* Directions
Switch every "table-row" in the data below to "schedule-row", leaving everything else unchanged, and leave the picture out of your answer.

* Information given

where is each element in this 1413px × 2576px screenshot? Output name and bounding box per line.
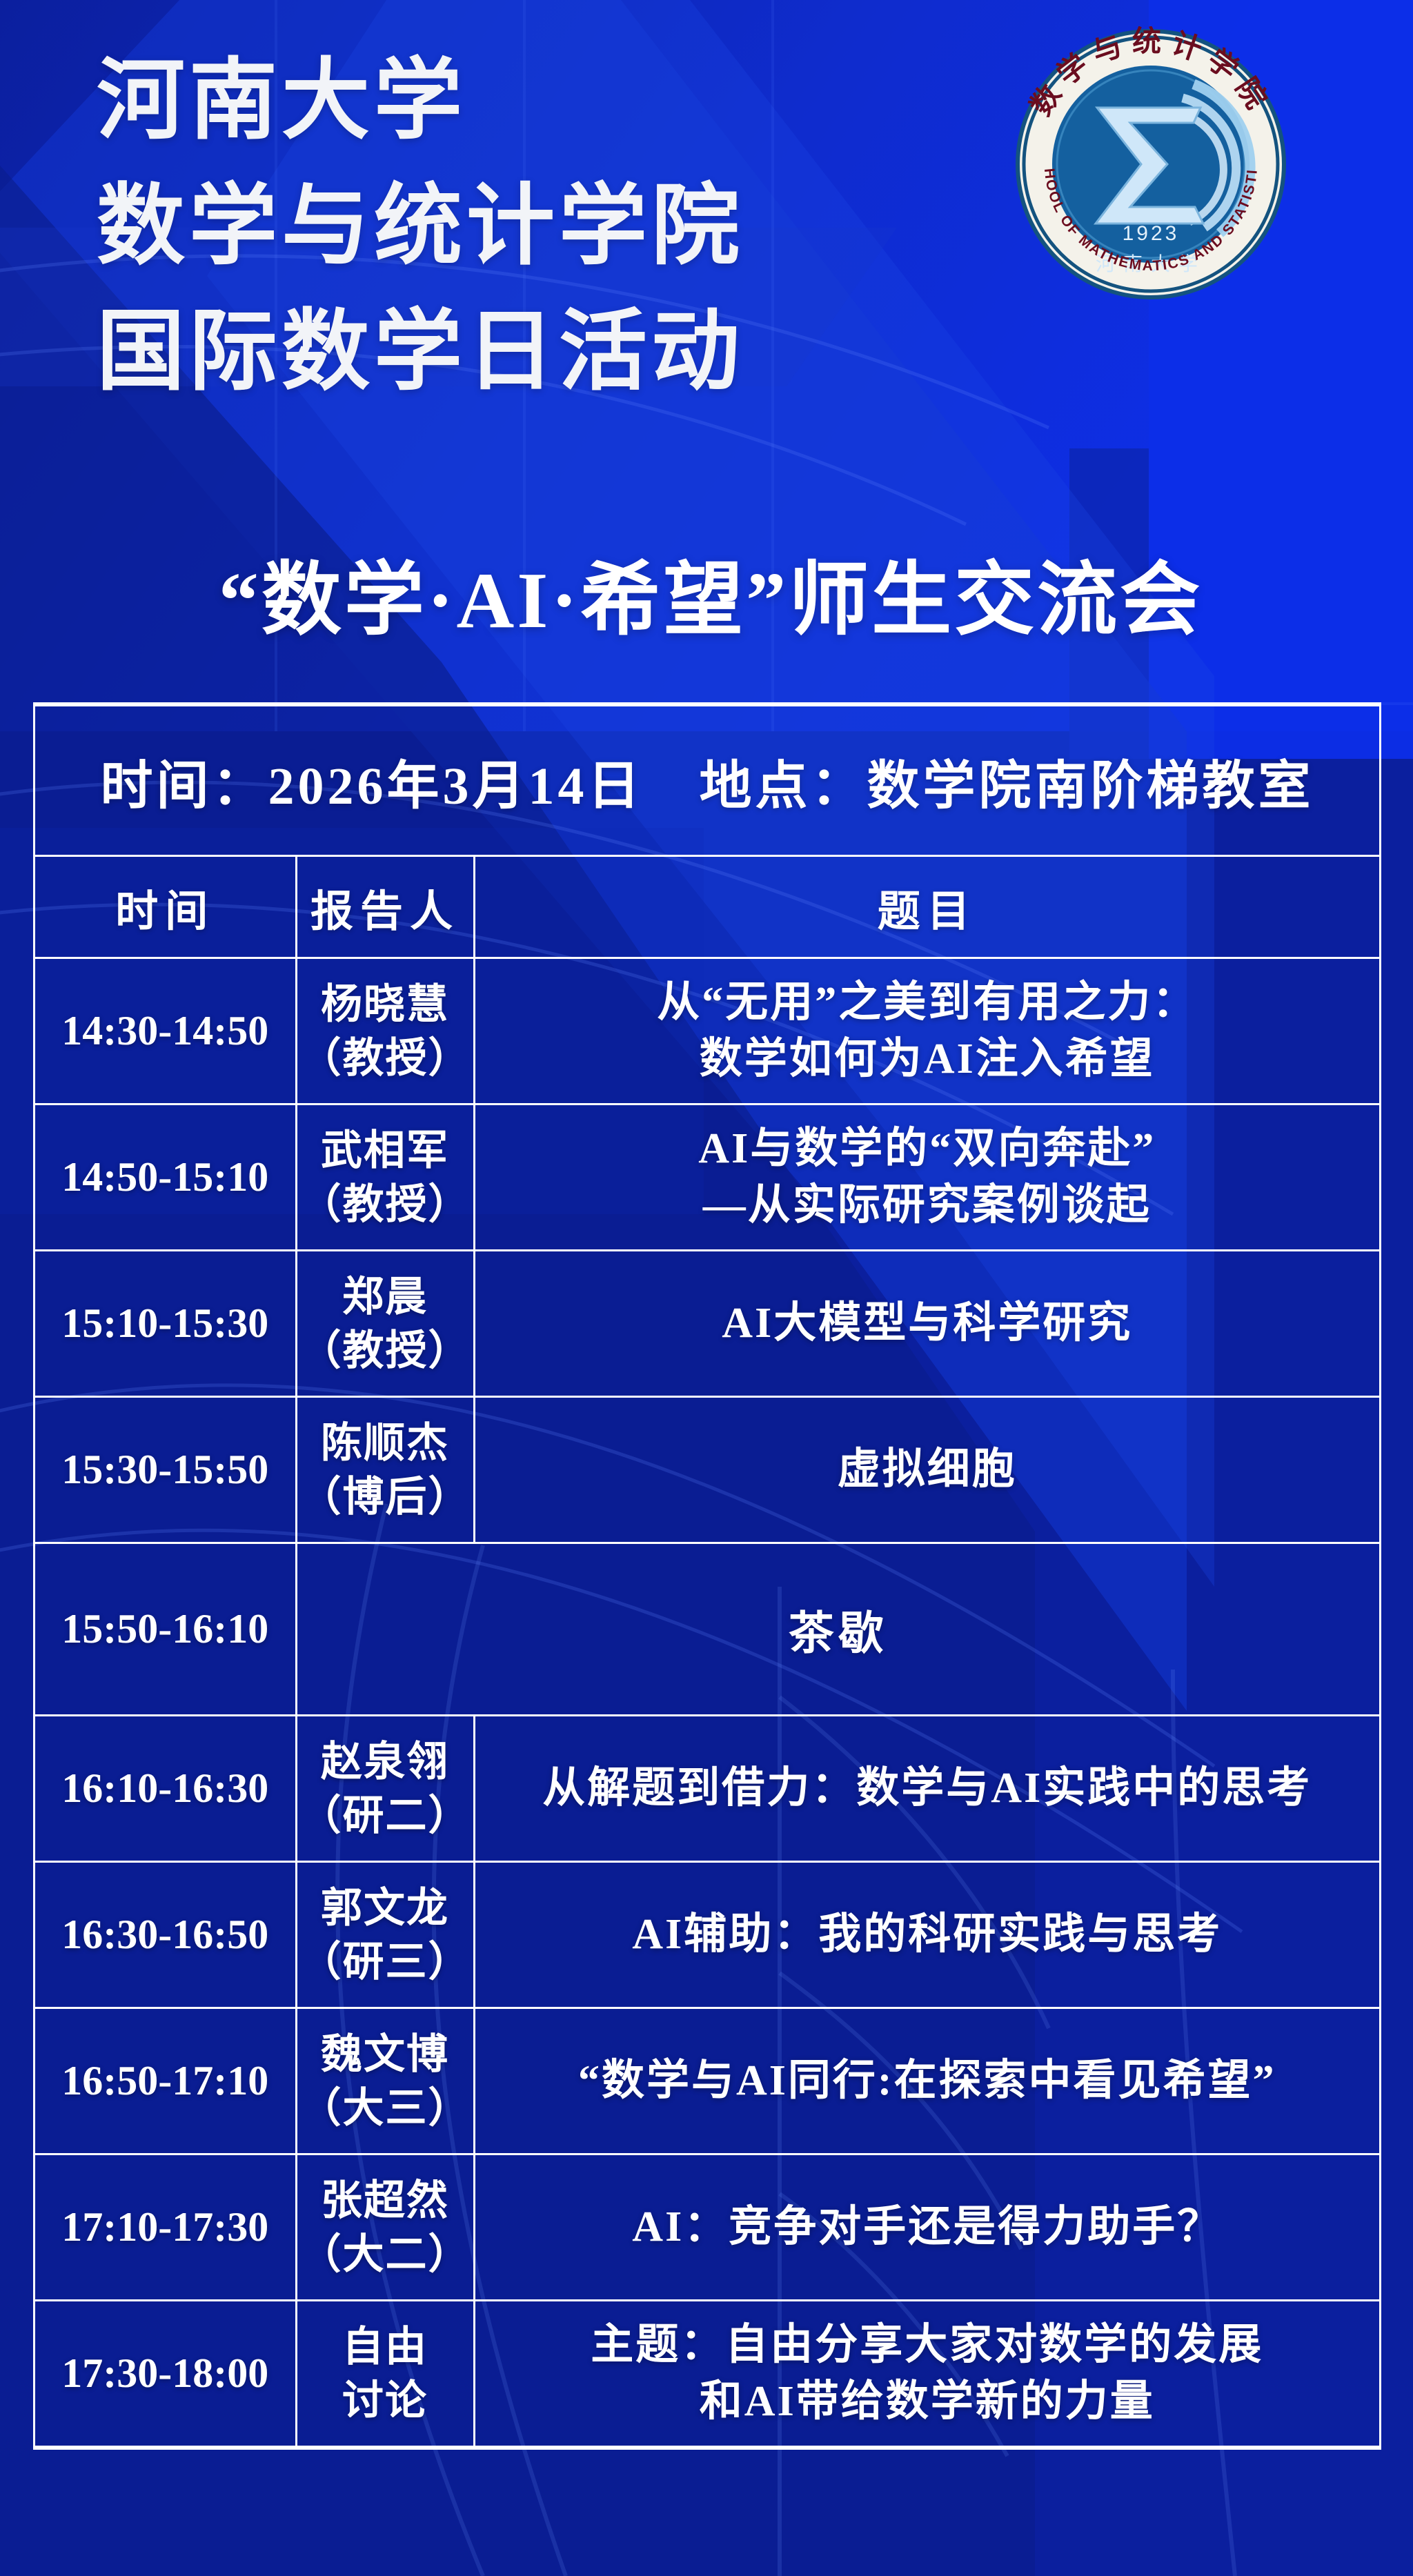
- event-subtitle: “数学·AI·希望”师生交流会: [41, 535, 1380, 651]
- cell-topic: 主题：自由分享大家对数学的发展和AI带给数学新的力量: [474, 2301, 1379, 2447]
- cell-time: 14:50-15:10: [35, 1104, 296, 1251]
- cell-topic: 虚拟细胞: [474, 1397, 1379, 1543]
- cell-speaker: 陈顺杰（博后）: [296, 1397, 474, 1543]
- table-row: 15:30-15:50 陈顺杰（博后） 虚拟细胞: [35, 1397, 1379, 1543]
- cell-speaker: 武相军（教授）: [296, 1104, 474, 1251]
- cell-time: 16:30-16:50: [35, 1862, 296, 2008]
- cell-time: 17:30-18:00: [35, 2301, 296, 2447]
- cell-time: 15:10-15:30: [35, 1251, 296, 1397]
- event-title: 国际数学日活动: [97, 289, 994, 415]
- cell-topic: AI：竞争对手还是得力助手？: [474, 2154, 1379, 2301]
- logo-year: 1923: [1123, 222, 1180, 245]
- table-header-row: 时间 报告人 题目: [35, 856, 1379, 958]
- school-title: 数学与统计学院: [97, 164, 994, 289]
- cell-speaker: 赵泉翎（研二）: [296, 1716, 474, 1862]
- cell-time: 17:10-17:30: [35, 2154, 296, 2301]
- table-row: 14:30-14:50 杨晓慧（教授） 从“无用”之美到有用之力：数学如何为AI…: [35, 958, 1379, 1104]
- school-logo: 1923 河南大学 数学与统计学院 SCHOOL OF MATHEMATICS …: [1013, 26, 1289, 302]
- cell-speaker: 张超然（大二）: [296, 2154, 474, 2301]
- cell-speaker: 郑晨（教授）: [296, 1251, 474, 1397]
- event-banner-cell: 时间：2026年3月14日 地点：数学院南阶梯教室: [35, 706, 1379, 856]
- banner-row: 时间：2026年3月14日 地点：数学院南阶梯教室: [35, 706, 1379, 856]
- cell-topic: AI与数学的“双向奔赴”—从实际研究案例谈起: [474, 1104, 1379, 1251]
- table-row: 17:30-18:00 自由讨论 主题：自由分享大家对数学的发展和AI带给数学新…: [35, 2301, 1379, 2447]
- schedule-table-wrapper: 时间：2026年3月14日 地点：数学院南阶梯教室 时间 报告人 题目: [33, 702, 1381, 2450]
- cell-speaker: 自由讨论: [296, 2301, 474, 2447]
- poster-root: 河南大学 数学与统计学院 国际数学日活动: [0, 0, 1413, 2576]
- poster-header: 河南大学 数学与统计学院 国际数学日活动: [0, 0, 1413, 690]
- cell-time: 15:30-15:50: [35, 1397, 296, 1543]
- table-row: 16:10-16:30 赵泉翎（研二） 从解题到借力：数学与AI实践中的思考: [35, 1716, 1379, 1862]
- table-row: 14:50-15:10 武相军（教授） AI与数学的“双向奔赴”—从实际研究案例…: [35, 1104, 1379, 1251]
- table-row: 15:50-16:10 茶歇: [35, 1543, 1379, 1716]
- organization-title: 河南大学: [97, 38, 994, 164]
- cell-time: 14:30-14:50: [35, 958, 296, 1104]
- table-row: 16:30-16:50 郭文龙（研三） AI辅助：我的科研实践与思考: [35, 1862, 1379, 2008]
- event-banner-text: 时间：2026年3月14日 地点：数学院南阶梯教室: [101, 757, 1314, 815]
- cell-topic: 从“无用”之美到有用之力：数学如何为AI注入希望: [474, 958, 1379, 1104]
- column-header-topic: 题目: [474, 856, 1379, 958]
- cell-time: 16:10-16:30: [35, 1716, 296, 1862]
- logo-seal: 1923 河南大学 数学与统计学院 SCHOOL OF MATHEMATICS …: [1013, 26, 1289, 302]
- cell-topic-merged: 茶歇: [296, 1543, 1379, 1716]
- cell-topic: AI辅助：我的科研实践与思考: [474, 1862, 1379, 2008]
- table-row: 16:50-17:10 魏文博（大三） “数学与AI同行:在探索中看见希望”: [35, 2008, 1379, 2154]
- cell-topic: 从解题到借力：数学与AI实践中的思考: [474, 1716, 1379, 1862]
- cell-topic: AI大模型与科学研究: [474, 1251, 1379, 1397]
- cell-speaker: 魏文博（大三）: [296, 2008, 474, 2154]
- cell-topic: “数学与AI同行:在探索中看见希望”: [474, 2008, 1379, 2154]
- table-row: 15:10-15:30 郑晨（教授） AI大模型与科学研究: [35, 1251, 1379, 1397]
- cell-time: 15:50-16:10: [35, 1543, 296, 1716]
- cell-speaker: 杨晓慧（教授）: [296, 958, 474, 1104]
- title-block: 河南大学 数学与统计学院 国际数学日活动: [97, 38, 994, 414]
- cell-time: 16:50-17:10: [35, 2008, 296, 2154]
- column-header-time: 时间: [35, 856, 296, 958]
- cell-speaker: 郭文龙（研三）: [296, 1862, 474, 2008]
- table-row: 17:10-17:30 张超然（大二） AI：竞争对手还是得力助手？: [35, 2154, 1379, 2301]
- column-header-speaker: 报告人: [296, 856, 474, 958]
- schedule-table: 时间：2026年3月14日 地点：数学院南阶梯教室 时间 报告人 题目: [35, 704, 1379, 2448]
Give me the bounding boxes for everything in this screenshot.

* Solution for this task
where is each element in this 1413px × 2576px screenshot? Output name and bounding box per line.
- event-subtitle: “数学·AI·希望”师生交流会: [41, 535, 1380, 651]
- cell-topic: 主题：自由分享大家对数学的发展和AI带给数学新的力量: [474, 2301, 1379, 2447]
- cell-time: 14:50-15:10: [35, 1104, 296, 1251]
- cell-topic: 虚拟细胞: [474, 1397, 1379, 1543]
- cell-speaker: 陈顺杰（博后）: [296, 1397, 474, 1543]
- schedule-row: 15:30-15:50 陈顺杰（博后） 虚拟细胞: [35, 1397, 1379, 1543]
- cell-speaker: 武相军（教授）: [296, 1104, 474, 1251]
- cell-time: 16:30-16:50: [35, 1862, 296, 2008]
- cell-time: 17:30-18:00: [35, 2301, 296, 2447]
- cell-time: 15:10-15:30: [35, 1251, 296, 1397]
- event-title: 国际数学日活动: [97, 289, 994, 415]
- cell-topic: AI：竞争对手还是得力助手？: [474, 2154, 1379, 2301]
- logo-year: 1923: [1123, 222, 1180, 245]
- table-header-row: 时间 报告人 题目: [35, 856, 1379, 958]
- school-title: 数学与统计学院: [97, 164, 994, 289]
- cell-speaker: 赵泉翎（研二）: [296, 1716, 474, 1862]
- cell-time: 17:10-17:30: [35, 2154, 296, 2301]
- schedule-row: 14:30-14:50 杨晓慧（教授） 从“无用”之美到有用之力：数学如何为AI…: [35, 958, 1379, 1104]
- school-logo: 1923 河南大学 数学与统计学院 SCHOOL OF MATHEMATICS …: [1013, 26, 1289, 302]
- cell-speaker: 张超然（大二）: [296, 2154, 474, 2301]
- cell-speaker: 郑晨（教授）: [296, 1251, 474, 1397]
- event-banner-cell: 时间：2026年3月14日 地点：数学院南阶梯教室: [35, 706, 1379, 856]
- banner-row: 时间：2026年3月14日 地点：数学院南阶梯教室: [35, 706, 1379, 856]
- cell-topic: AI与数学的“双向奔赴”—从实际研究案例谈起: [474, 1104, 1379, 1251]
- schedule-row: 17:30-18:00 自由讨论 主题：自由分享大家对数学的发展和AI带给数学新…: [35, 2301, 1379, 2447]
- schedule-table-wrapper: 时间：2026年3月14日 地点：数学院南阶梯教室 时间 报告人 题目: [33, 702, 1381, 2450]
- cell-speaker: 自由讨论: [296, 2301, 474, 2447]
- poster-root: 河南大学 数学与统计学院 国际数学日活动: [0, 0, 1413, 2576]
- poster-header: 河南大学 数学与统计学院 国际数学日活动: [0, 0, 1413, 690]
- cell-time: 15:30-15:50: [35, 1397, 296, 1543]
- schedule-row: 16:10-16:30 赵泉翎（研二） 从解题到借力：数学与AI实践中的思考: [35, 1716, 1379, 1862]
- schedule-row: 14:50-15:10 武相军（教授） AI与数学的“双向奔赴”—从实际研究案例…: [35, 1104, 1379, 1251]
- schedule-row: 15:50-16:10 茶歇: [35, 1543, 1379, 1716]
- organization-title: 河南大学: [97, 38, 994, 164]
- cell-time: 14:30-14:50: [35, 958, 296, 1104]
- schedule-row: 16:30-16:50 郭文龙（研三） AI辅助：我的科研实践与思考: [35, 1862, 1379, 2008]
- event-banner-text: 时间：2026年3月14日 地点：数学院南阶梯教室: [101, 757, 1314, 815]
- cell-topic: 从“无用”之美到有用之力：数学如何为AI注入希望: [474, 958, 1379, 1104]
- column-header-topic: 题目: [474, 856, 1379, 958]
- cell-time: 16:10-16:30: [35, 1716, 296, 1862]
- logo-seal: 1923 河南大学 数学与统计学院 SCHOOL OF MATHEMATICS …: [1013, 26, 1289, 302]
- cell-topic-merged: 茶歇: [296, 1543, 1379, 1716]
- cell-topic: AI辅助：我的科研实践与思考: [474, 1862, 1379, 2008]
- schedule-row: 16:50-17:10 魏文博（大三） “数学与AI同行:在探索中看见希望”: [35, 2008, 1379, 2154]
- cell-topic: 从解题到借力：数学与AI实践中的思考: [474, 1716, 1379, 1862]
- cell-topic: AI大模型与科学研究: [474, 1251, 1379, 1397]
- cell-speaker: 魏文博（大三）: [296, 2008, 474, 2154]
- cell-topic: “数学与AI同行:在探索中看见希望”: [474, 2008, 1379, 2154]
- schedule-row: 15:10-15:30 郑晨（教授） AI大模型与科学研究: [35, 1251, 1379, 1397]
- cell-time: 15:50-16:10: [35, 1543, 296, 1716]
- cell-speaker: 杨晓慧（教授）: [296, 958, 474, 1104]
- title-block: 河南大学 数学与统计学院 国际数学日活动: [97, 38, 994, 414]
- cell-time: 16:50-17:10: [35, 2008, 296, 2154]
- column-header-time: 时间: [35, 856, 296, 958]
- cell-speaker: 郭文龙（研三）: [296, 1862, 474, 2008]
- schedule-row: 17:10-17:30 张超然（大二） AI：竞争对手还是得力助手？: [35, 2154, 1379, 2301]
- column-header-speaker: 报告人: [296, 856, 474, 958]
- schedule-table: 时间：2026年3月14日 地点：数学院南阶梯教室 时间 报告人 题目: [35, 704, 1379, 2448]
Give me the bounding boxes for everything in this screenshot.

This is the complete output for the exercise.